+++ ENTRIES PROVIDED +++
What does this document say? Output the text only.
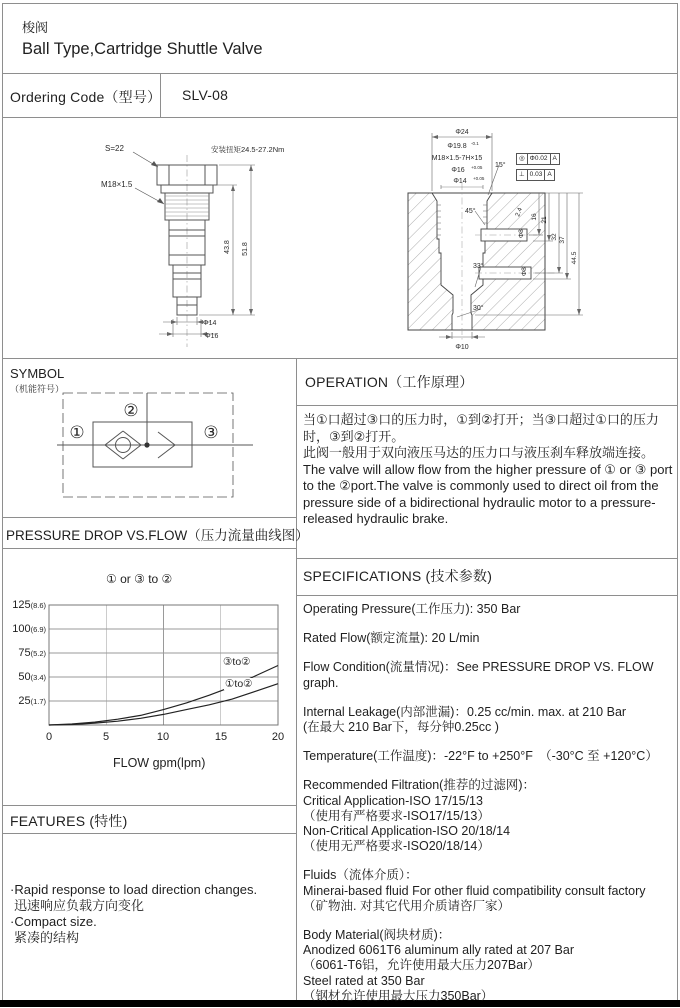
梭阀
Ball Type,Cartridge Shuttle Valve
Ordering Code（型号） SLV-08
S=22
M18×1.5
安装扭矩24.5-27.2Nm
43.8 51.8
Φ14
Φ16
Φ24
Φ19.8 -0.1
M18×1.5-7H×15
Φ16 +0.05
Φ14 +0.05
15°
45°	2.4
Φ8
Φ8
33°
30°
Φ10
16 21
32 37
44.5
◎ Φ0.02 A
⊥ 0.03 A
SYMBOL
（机能符号）
①
②
③
OPERATION（工作原理）
当①口超过③口的压力时，①到②打开；当③口超过①口的压力时，③到②打开。
此阀一般用于双向液压马达的压力口与液压刹车释放端连接。
The valve will allow flow from the higher pressure of ① or ③ port to the ②port.The valve is commonly used to direct oil from the pressure side of a bidirectional hydraulic motor to a pressure-released hydraulic brake.
PRESSURE DROP VS.FLOW（压力流量曲线图）
① or ③ to ②
125(8.6)
100(6.9)
75(5.2)
50(3.4)
25(1.7)
0	5	10	15	20
FLOW gpm(lpm)
③to②
①to②
SPECIFICATIONS (技术参数)
Operating Pressure(工作压力): 350 Bar
Rated Flow(额定流量): 20 L/min
Flow Condition(流量情况)：See PRESSURE DROP VS. FLOW graph.
Internal Leakage(内部泄漏)：0.25 cc/min. max. at 210 Bar
(在最大 210 Bar下，每分钟0.25cc )
Temperature(工作温度)：-22°F to +250°F　（-30°C 至 +120°C）
Recommended Filtration(推荐的过滤网)：
Critical Application-ISO 17/15/13
（使用有严格要求-ISO17/15/13）
Non-Critical Application-ISO 20/18/14
（使用无严格要求-ISO20/18/14）
Fluids（流体介质）：
Minerai-based fluid For other fluid compatibility consult factory
（矿物油. 对其它代用介质请咨厂家）
Body Material(阀块材质)：
Anodized 6061T6 aluminum ally rated at 207 Bar
（6061-T6铝，允许使用最大压力207Bar）
Steel rated at 350 Bar
（钢材允许使用最大压力350Bar）
FEATURES (特性)
·Rapid response to load direction changes.
迅速响应负载方向变化
·Compact size.
紧凑的结构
+++
> WORK REQUIRED
Would you set down the listing exactly, omitting pictures?

> FINAL ANSWER
What does this document say? Output the text only.
梭阀
Ball Type,Cartridge Shuttle Valve
Ordering Code（型号） SLV-08
S=22
M18×1.5
安装扭矩24.5-27.2Nm
43.8 51.8
Φ14
Φ16
Φ24
Φ19.8 -0.1
M18×1.5-7H×15
Φ16 +0.05
Φ14 +0.05
15°
45°	2.4
Φ8
Φ8
33°
30°
Φ10
16 21
32 37
44.5
◎ Φ0.02 A
⊥ 0.03 A
SYMBOL
（机能符号）
①
②
③
OPERATION（工作原理）
当①口超过③口的压力时，①到②打开；当③口超过①口的压力时，③到②打开。
此阀一般用于双向液压马达的压力口与液压刹车释放端连接。
The valve will allow flow from the higher pressure of ① or ③ port to the ②port.The valve is commonly used to direct oil from the pressure side of a bidirectional hydraulic motor to a pressure-released hydraulic brake.
PRESSURE DROP VS.FLOW（压力流量曲线图）
① or ③ to ②
125(8.6)
100(6.9)
75(5.2)
50(3.4)
25(1.7)
0	5	10	15	20
FLOW gpm(lpm)
③to②
①to②
SPECIFICATIONS (技术参数)
Operating Pressure(工作压力): 350 Bar
Rated Flow(额定流量): 20 L/min
Flow Condition(流量情况)：See PRESSURE DROP VS. FLOW graph.
Internal Leakage(内部泄漏)：0.25 cc/min. max. at 210 Bar
(在最大 210 Bar下，每分钟0.25cc )
Temperature(工作温度)：-22°F to +250°F　（-30°C 至 +120°C）
Recommended Filtration(推荐的过滤网)：
Critical Application-ISO 17/15/13
（使用有严格要求-ISO17/15/13）
Non-Critical Application-ISO 20/18/14
（使用无严格要求-ISO20/18/14）
Fluids（流体介质）：
Minerai-based fluid For other fluid compatibility consult factory
（矿物油. 对其它代用介质请咨厂家）
Body Material(阀块材质)：
Anodized 6061T6 aluminum ally rated at 207 Bar
（6061-T6铝，允许使用最大压力207Bar）
Steel rated at 350 Bar
（钢材允许使用最大压力350Bar）
FEATURES (特性)
·Rapid response to load direction changes.
迅速响应负载方向变化
·Compact size.
紧凑的结构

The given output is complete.